- _TASK PROMPT_
Pictures do not belong in the copy; quote every entry below exactly.

━━━━━ DATA SHOWN

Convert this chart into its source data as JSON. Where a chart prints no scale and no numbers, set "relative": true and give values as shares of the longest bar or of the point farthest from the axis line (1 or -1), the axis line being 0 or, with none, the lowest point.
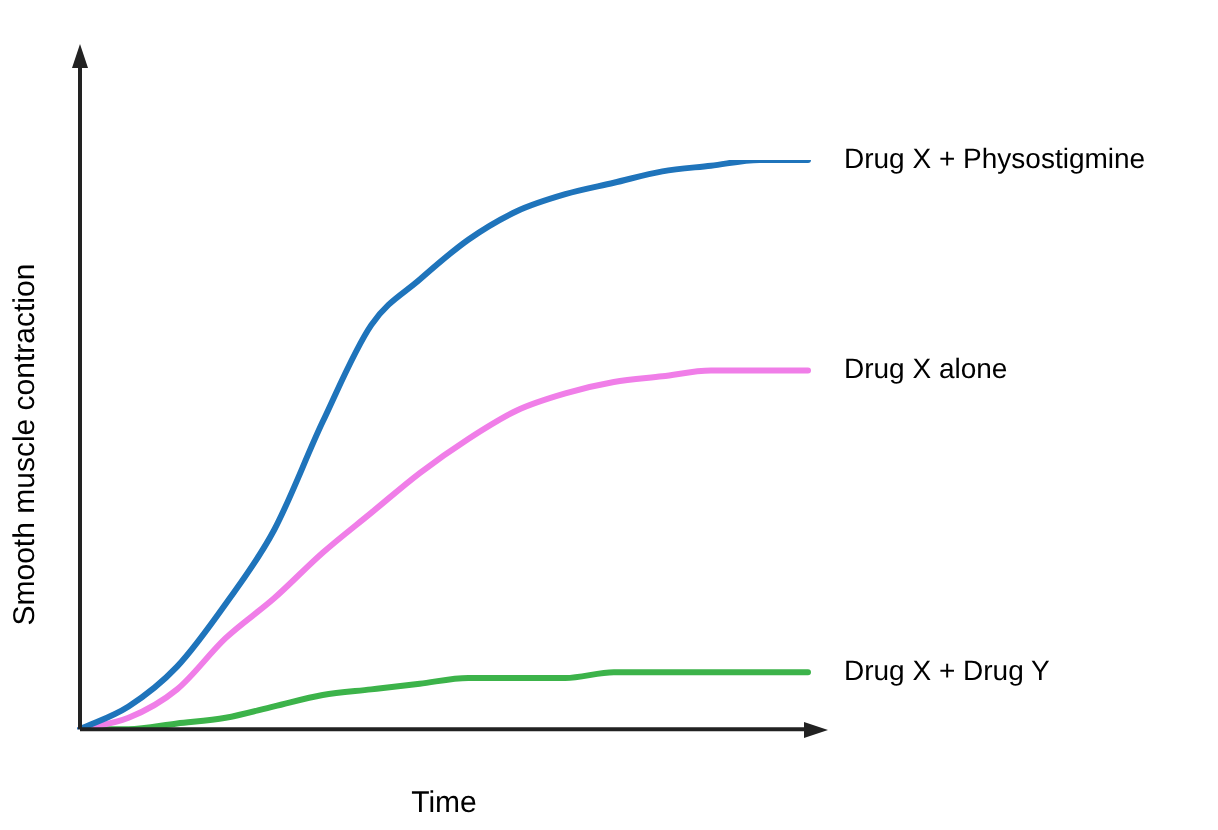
{
  "chart_data": {
    "type": "line",
    "xlabel": "Time",
    "ylabel": "Smooth muscle contraction",
    "relative": true,
    "categories": [
      null,
      null,
      null,
      null,
      null,
      null,
      null,
      null,
      null,
      null,
      null,
      null,
      null,
      null,
      null,
      null
    ],
    "series": [
      {
        "name": "Drug X + Physostigmine",
        "color": "#1f74bb",
        "values": [
          0,
          0.04,
          0.11,
          0.22,
          0.35,
          0.54,
          0.71,
          0.79,
          0.86,
          0.91,
          0.94,
          0.96,
          0.98,
          0.99,
          1,
          1
        ]
      },
      {
        "name": "Drug X alone",
        "color": "#f07ee8",
        "values": [
          0,
          0.02,
          0.07,
          0.16,
          0.23,
          0.31,
          0.38,
          0.45,
          0.51,
          0.56,
          0.59,
          0.61,
          0.62,
          0.63,
          0.63,
          0.63
        ]
      },
      {
        "name": "Drug X + Drug Y",
        "color": "#3cb34a",
        "values": [
          0,
          0,
          0.01,
          0.02,
          0.04,
          0.06,
          0.07,
          0.08,
          0.09,
          0.09,
          0.09,
          0.1,
          0.1,
          0.1,
          0.1,
          0.1
        ]
      }
    ]
  }
}
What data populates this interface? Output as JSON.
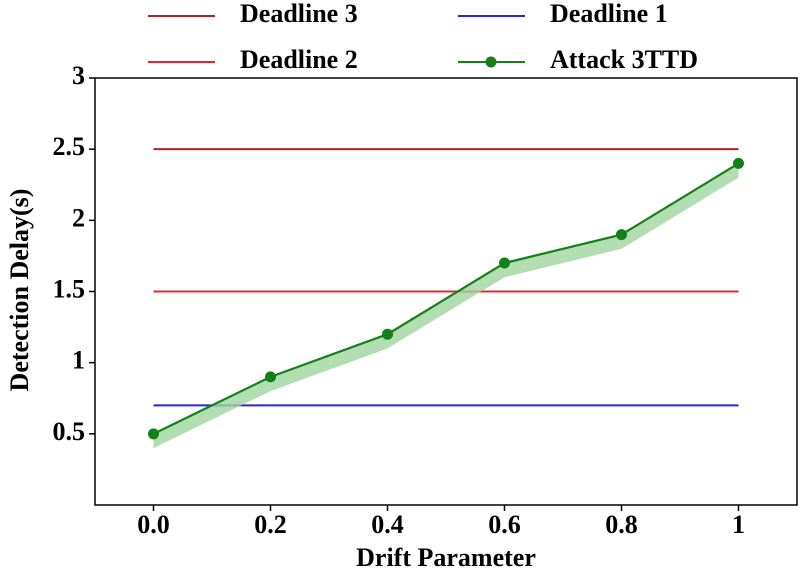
{
  "chart_data": {
    "type": "line",
    "xlabel": "Drift Parameter",
    "ylabel": "Detection Delay(s)",
    "x": [
      0,
      0.2,
      0.4,
      0.6,
      0.8,
      1
    ],
    "xlim": [
      -0.1,
      1.1
    ],
    "xticks": [
      {
        "value": 0,
        "label": "0.0"
      },
      0.2,
      0.4,
      0.6,
      0.8,
      1
    ],
    "ylim": [
      0,
      3
    ],
    "yticks": [
      0.5,
      1,
      1.5,
      2,
      2.5,
      3
    ],
    "legend": "top",
    "series": [
      {
        "name": "Deadline 3",
        "color": "#b22222",
        "value": 2.5
      },
      {
        "name": "Deadline 2",
        "color": "#e8262a",
        "value": 1.5
      },
      {
        "name": "Deadline 1",
        "color": "#2626e0",
        "value": 0.7
      },
      {
        "name": "Attack 3TTD",
        "color": "#15801a",
        "band_color": "#9fd69f",
        "values": [
          0.5,
          0.9,
          1.2,
          1.7,
          1.9,
          2.4
        ],
        "band_lower": [
          0.4,
          0.8,
          1.1,
          1.6,
          1.8,
          2.3
        ]
      }
    ]
  }
}
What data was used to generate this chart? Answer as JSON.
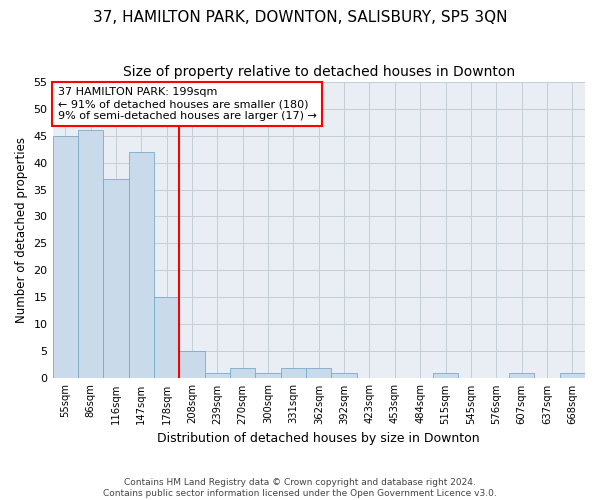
{
  "title": "37, HAMILTON PARK, DOWNTON, SALISBURY, SP5 3QN",
  "subtitle": "Size of property relative to detached houses in Downton",
  "xlabel": "Distribution of detached houses by size in Downton",
  "ylabel": "Number of detached properties",
  "footnote1": "Contains HM Land Registry data © Crown copyright and database right 2024.",
  "footnote2": "Contains public sector information licensed under the Open Government Licence v3.0.",
  "bar_labels": [
    "55sqm",
    "86sqm",
    "116sqm",
    "147sqm",
    "178sqm",
    "208sqm",
    "239sqm",
    "270sqm",
    "300sqm",
    "331sqm",
    "362sqm",
    "392sqm",
    "423sqm",
    "453sqm",
    "484sqm",
    "515sqm",
    "545sqm",
    "576sqm",
    "607sqm",
    "637sqm",
    "668sqm"
  ],
  "bar_values": [
    45,
    46,
    37,
    42,
    15,
    5,
    1,
    2,
    1,
    2,
    2,
    1,
    0,
    0,
    0,
    1,
    0,
    0,
    1,
    0,
    1
  ],
  "bar_color": "#c9daea",
  "bar_edge_color": "#7aaac8",
  "vline_x": 4.5,
  "vline_color": "red",
  "annotation_text": "37 HAMILTON PARK: 199sqm\n← 91% of detached houses are smaller (180)\n9% of semi-detached houses are larger (17) →",
  "annotation_box_color": "white",
  "annotation_box_edge": "red",
  "ylim": [
    0,
    55
  ],
  "yticks": [
    0,
    5,
    10,
    15,
    20,
    25,
    30,
    35,
    40,
    45,
    50,
    55
  ],
  "bg_color": "#e8eef4",
  "grid_color": "#c5cdd6",
  "title_fontsize": 11,
  "subtitle_fontsize": 10
}
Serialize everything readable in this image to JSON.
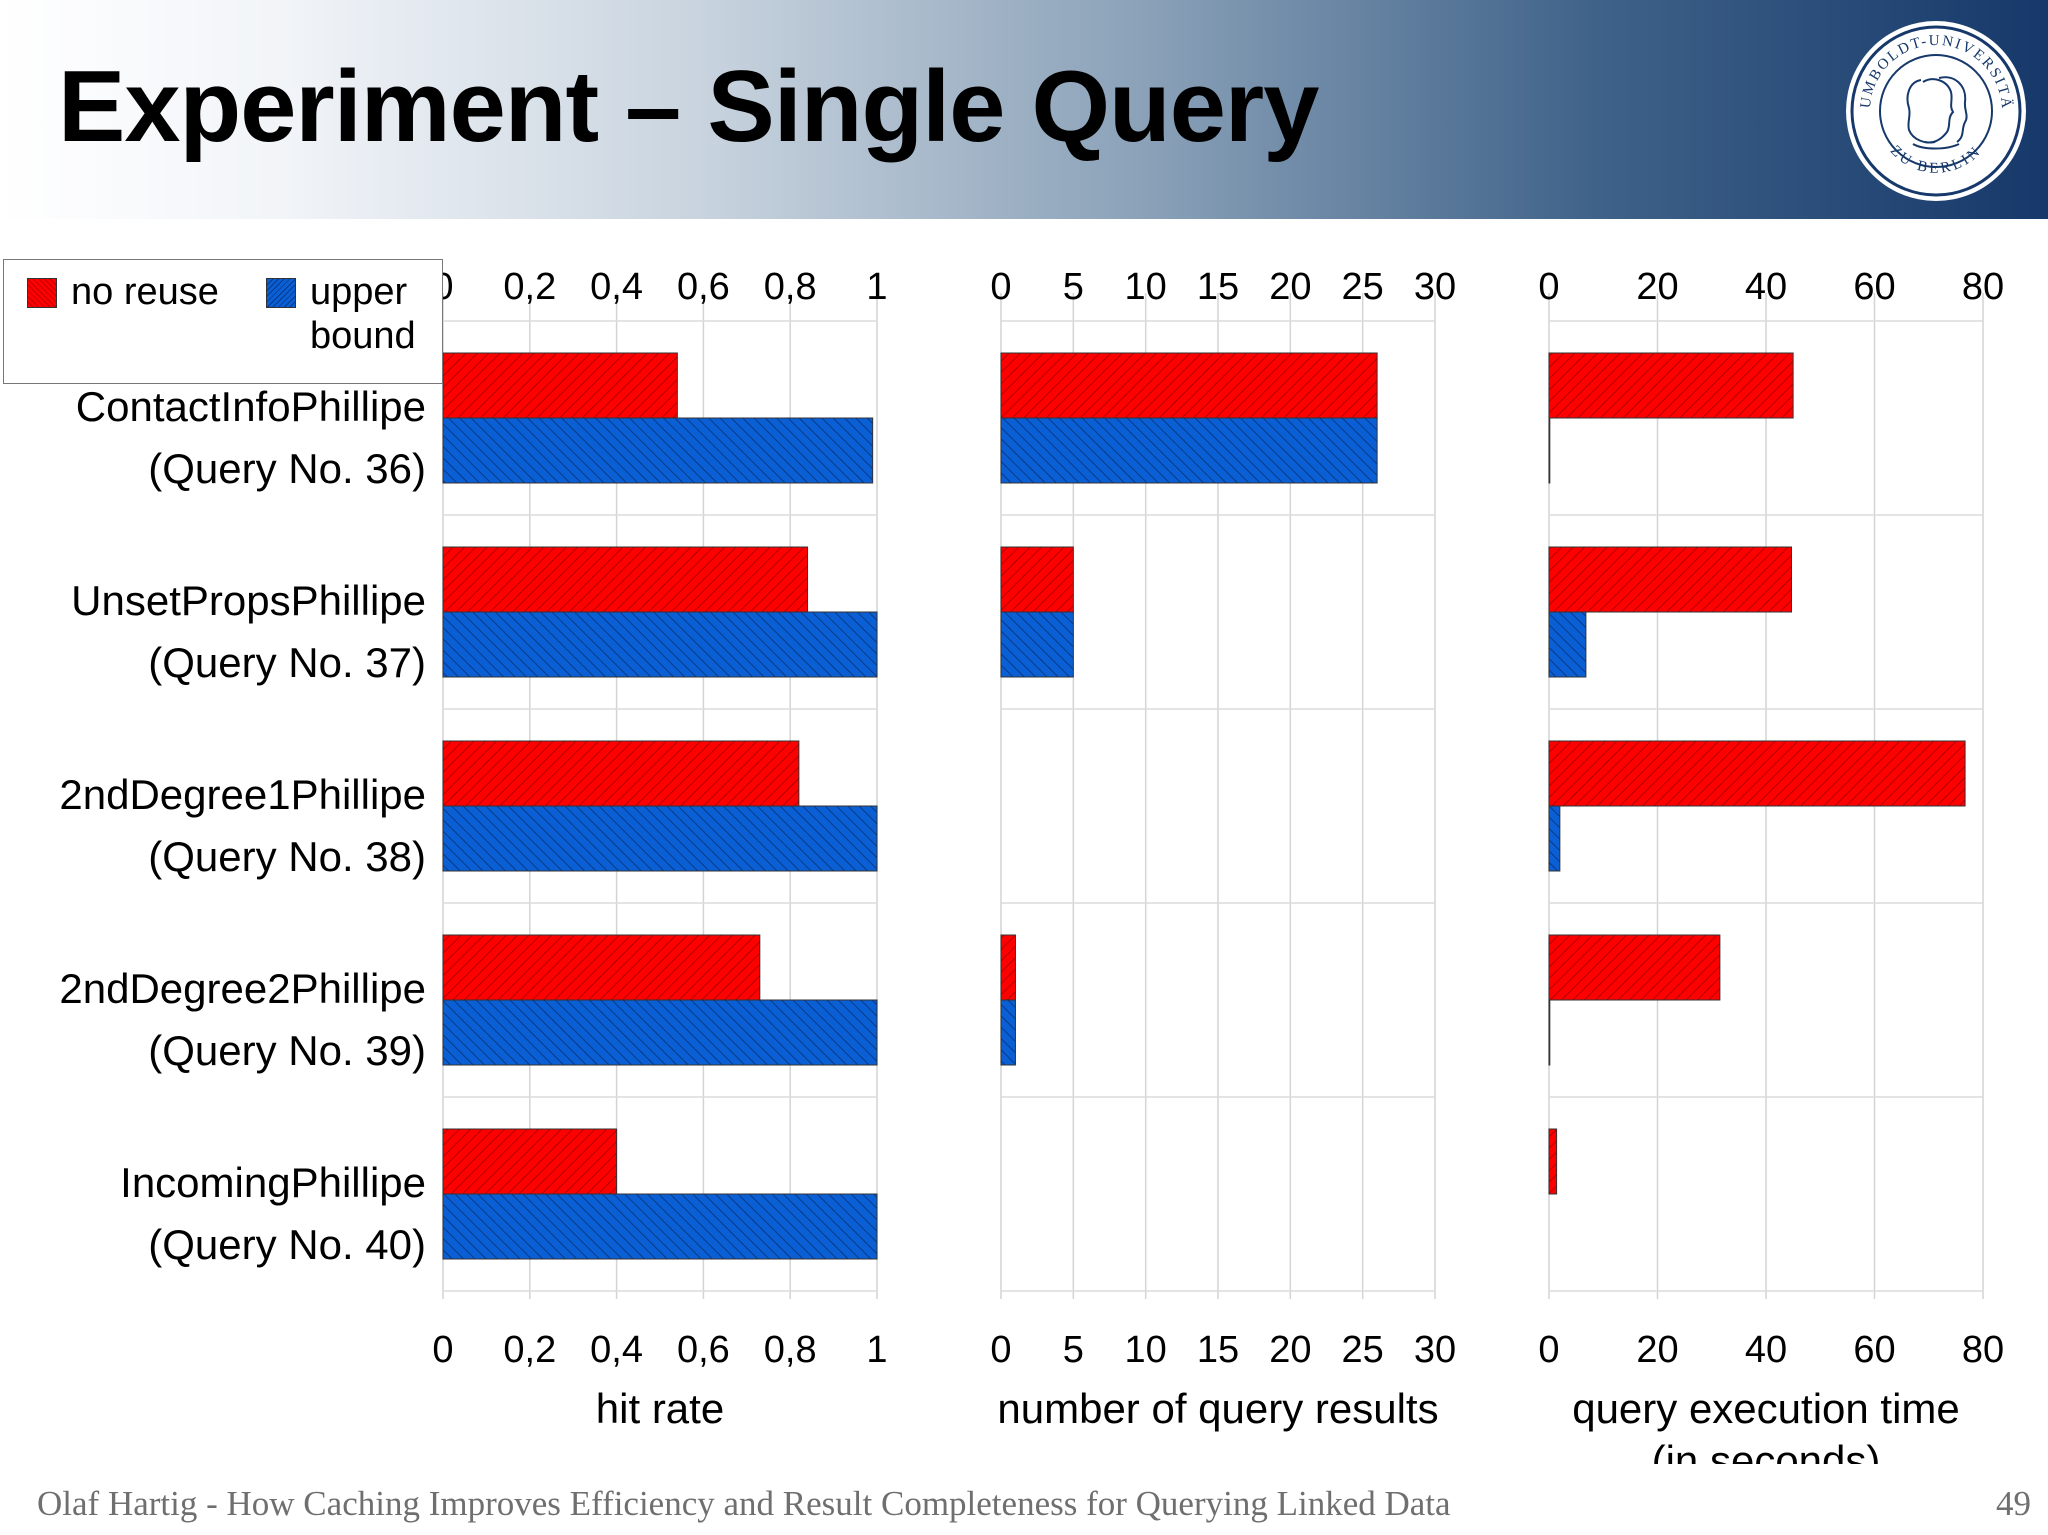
{
  "slide": {
    "title": "Experiment – Single Query",
    "footer": "Olaf Hartig - How Caching Improves Efficiency and Result Completeness for Querying Linked Data",
    "page_number": "49",
    "seal": {
      "ring_text": "HUMBOLDT-UNIVERSITÄT ZU BERLIN",
      "color": "#16386a"
    }
  },
  "legend": [
    {
      "label": "no reuse",
      "color": "#ff0000"
    },
    {
      "label": "upper bound",
      "color": "#0a5fd4"
    }
  ],
  "chart_data": [
    {
      "type": "bar",
      "orientation": "horizontal",
      "xlabel": "hit rate",
      "xlim": [
        0,
        1
      ],
      "ticks": [
        "0",
        "0,2",
        "0,4",
        "0,6",
        "0,8",
        "1"
      ],
      "categories": [
        [
          "ContactInfoPhillipe",
          "(Query No. 36)"
        ],
        [
          "UnsetPropsPhillipe",
          "(Query No. 37)"
        ],
        [
          "2ndDegree1Phillipe",
          "(Query No. 38)"
        ],
        [
          "2ndDegree2Phillipe",
          "(Query No. 39)"
        ],
        [
          "IncomingPhillipe",
          "(Query No. 40)"
        ]
      ],
      "series": [
        {
          "name": "no reuse",
          "values": [
            0.54,
            0.84,
            0.82,
            0.73,
            0.4
          ]
        },
        {
          "name": "upper bound",
          "values": [
            0.99,
            1.0,
            1.0,
            1.0,
            1.0
          ]
        }
      ],
      "grid": true,
      "legend": "top-left"
    },
    {
      "type": "bar",
      "orientation": "horizontal",
      "xlabel": "number of query results",
      "xlim": [
        0,
        30
      ],
      "ticks": [
        "0",
        "5",
        "10",
        "15",
        "20",
        "25",
        "30"
      ],
      "series": [
        {
          "name": "no reuse",
          "values": [
            26,
            5,
            0,
            1,
            0
          ]
        },
        {
          "name": "upper bound",
          "values": [
            26,
            5,
            0,
            1,
            0
          ]
        }
      ],
      "grid": true
    },
    {
      "type": "bar",
      "orientation": "horizontal",
      "xlabel": "query execution time (in seconds)",
      "xlabel_lines": [
        "query execution time",
        "(in seconds)"
      ],
      "xlim": [
        0,
        80
      ],
      "ticks": [
        "0",
        "20",
        "40",
        "60",
        "80"
      ],
      "series": [
        {
          "name": "no reuse",
          "values": [
            45,
            44.7,
            76.7,
            31.5,
            1.4
          ]
        },
        {
          "name": "upper bound",
          "values": [
            0.15,
            6.8,
            2.0,
            0.15,
            0
          ]
        }
      ],
      "grid": true
    }
  ]
}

━━━━━━━━━━

- _RESULT OF THIS TASK_
Convert this chart into its source data as JSON. Where a chart prints no scale and no numbers, set "relative": true and give values as shares of the longest bar or of the point farthest from the axis line (1 or -1), the axis line being 0 or, with none, the lowest point.
{
  "chart_data": {
    "type": "line",
    "xlabel": "Time",
    "ylabel": "Smooth muscle contraction",
    "relative": true,
    "categories": [
      null,
      null,
      null,
      null,
      null,
      null,
      null,
      null,
      null,
      null,
      null,
      null,
      null,
      null,
      null,
      null
    ],
    "series": [
      {
        "name": "Drug X + Physostigmine",
        "color": "#1f74bb",
        "values": [
          0,
          0.04,
          0.11,
          0.22,
          0.35,
          0.54,
          0.71,
          0.79,
          0.86,
          0.91,
          0.94,
          0.96,
          0.98,
          0.99,
          1,
          1
        ]
      },
      {
        "name": "Drug X alone",
        "color": "#f07ee8",
        "values": [
          0,
          0.02,
          0.07,
          0.16,
          0.23,
          0.31,
          0.38,
          0.45,
          0.51,
          0.56,
          0.59,
          0.61,
          0.62,
          0.63,
          0.63,
          0.63
        ]
      },
      {
        "name": "Drug X + Drug Y",
        "color": "#3cb34a",
        "values": [
          0,
          0,
          0.01,
          0.02,
          0.04,
          0.06,
          0.07,
          0.08,
          0.09,
          0.09,
          0.09,
          0.1,
          0.1,
          0.1,
          0.1,
          0.1
        ]
      }
    ]
  }
}
What data populates this interface? Output as JSON.
{
  "chart_data": {
    "type": "line",
    "xlabel": "Drift Parameter",
    "ylabel": "Detection Delay(s)",
    "x": [
      0,
      0.2,
      0.4,
      0.6,
      0.8,
      1
    ],
    "xlim": [
      -0.1,
      1.1
    ],
    "xticks": [
      {
        "value": 0,
        "label": "0.0"
      },
      0.2,
      0.4,
      0.6,
      0.8,
      1
    ],
    "ylim": [
      0,
      3
    ],
    "yticks": [
      0.5,
      1,
      1.5,
      2,
      2.5,
      3
    ],
    "legend": "top",
    "series": [
      {
        "name": "Deadline 3",
        "color": "#b22222",
        "value": 2.5
      },
      {
        "name": "Deadline 2",
        "color": "#e8262a",
        "value": 1.5
      },
      {
        "name": "Deadline 1",
        "color": "#2626e0",
        "value": 0.7
      },
      {
        "name": "Attack 3TTD",
        "color": "#15801a",
        "band_color": "#9fd69f",
        "values": [
          0.5,
          0.9,
          1.2,
          1.7,
          1.9,
          2.4
        ],
        "band_lower": [
          0.4,
          0.8,
          1.1,
          1.6,
          1.8,
          2.3
        ]
      }
    ]
  }
}
What data was used to generate this chart? Answer as JSON.
{
  "title": "37, HAMILTON PARK, DOWNTON, SALISBURY, SP5 3QN",
  "subtitle": "Size of property relative to detached houses in Downton",
  "xlabel": "Distribution of detached houses by size in Downton",
  "ylabel": "Number of detached properties",
  "footnote1": "Contains HM Land Registry data © Crown copyright and database right 2024.",
  "footnote2": "Contains public sector information licensed under the Open Government Licence v3.0.",
  "bar_labels": [
    "55sqm",
    "86sqm",
    "116sqm",
    "147sqm",
    "178sqm",
    "208sqm",
    "239sqm",
    "270sqm",
    "300sqm",
    "331sqm",
    "362sqm",
    "392sqm",
    "423sqm",
    "453sqm",
    "484sqm",
    "515sqm",
    "545sqm",
    "576sqm",
    "607sqm",
    "637sqm",
    "668sqm"
  ],
  "bar_values": [
    45,
    46,
    37,
    42,
    15,
    5,
    1,
    2,
    1,
    2,
    2,
    1,
    0,
    0,
    0,
    1,
    0,
    0,
    1,
    0,
    1
  ],
  "bar_color": "#c9daea",
  "bar_edge_color": "#7aaac8",
  "vline_x": 4.5,
  "vline_color": "red",
  "annotation_text": "37 HAMILTON PARK: 199sqm\n← 91% of detached houses are smaller (180)\n9% of semi-detached houses are larger (17) →",
  "annotation_box_color": "white",
  "annotation_box_edge": "red",
  "ylim": [
    0,
    55
  ],
  "yticks": [
    0,
    5,
    10,
    15,
    20,
    25,
    30,
    35,
    40,
    45,
    50,
    55
  ],
  "bg_color": "#e8eef4",
  "grid_color": "#c5cdd6",
  "title_fontsize": 11,
  "subtitle_fontsize": 10
}
Serialize everything readable in this image to JSON.
{
  "slide": {
    "title": "Experiment – Single Query",
    "footer": "Olaf Hartig - How Caching Improves Efficiency and Result Completeness for Querying Linked Data",
    "page_number": "49",
    "seal": {
      "ring_text": "HUMBOLDT-UNIVERSITÄT ZU BERLIN",
      "color": "#16386a"
    }
  },
  "legend": [
    {
      "label": "no reuse",
      "color": "#ff0000"
    },
    {
      "label": "upper bound",
      "color": "#0a5fd4"
    }
  ],
  "chart_data": [
    {
      "type": "bar",
      "orientation": "horizontal",
      "xlabel": "hit rate",
      "xlim": [
        0,
        1
      ],
      "ticks": [
        "0",
        "0,2",
        "0,4",
        "0,6",
        "0,8",
        "1"
      ],
      "categories": [
        [
          "ContactInfoPhillipe",
          "(Query No. 36)"
        ],
        [
          "UnsetPropsPhillipe",
          "(Query No. 37)"
        ],
        [
          "2ndDegree1Phillipe",
          "(Query No. 38)"
        ],
        [
          "2ndDegree2Phillipe",
          "(Query No. 39)"
        ],
        [
          "IncomingPhillipe",
          "(Query No. 40)"
        ]
      ],
      "series": [
        {
          "name": "no reuse",
          "values": [
            0.54,
            0.84,
            0.82,
            0.73,
            0.4
          ]
        },
        {
          "name": "upper bound",
          "values": [
            0.99,
            1.0,
            1.0,
            1.0,
            1.0
          ]
        }
      ],
      "grid": true,
      "legend": "top-left"
    },
    {
      "type": "bar",
      "orientation": "horizontal",
      "xlabel": "number of query results",
      "xlim": [
        0,
        30
      ],
      "ticks": [
        "0",
        "5",
        "10",
        "15",
        "20",
        "25",
        "30"
      ],
      "series": [
        {
          "name": "no reuse",
          "values": [
            26,
            5,
            0,
            1,
            0
          ]
        },
        {
          "name": "upper bound",
          "values": [
            26,
            5,
            0,
            1,
            0
          ]
        }
      ],
      "grid": true
    },
    {
      "type": "bar",
      "orientation": "horizontal",
      "xlabel": "query execution time (in seconds)",
      "xlabel_lines": [
        "query execution time",
        "(in seconds)"
      ],
      "xlim": [
        0,
        80
      ],
      "ticks": [
        "0",
        "20",
        "40",
        "60",
        "80"
      ],
      "series": [
        {
          "name": "no reuse",
          "values": [
            45,
            44.7,
            76.7,
            31.5,
            1.4
          ]
        },
        {
          "name": "upper bound",
          "values": [
            0.15,
            6.8,
            2.0,
            0.15,
            0
          ]
        }
      ],
      "grid": true
    }
  ]
}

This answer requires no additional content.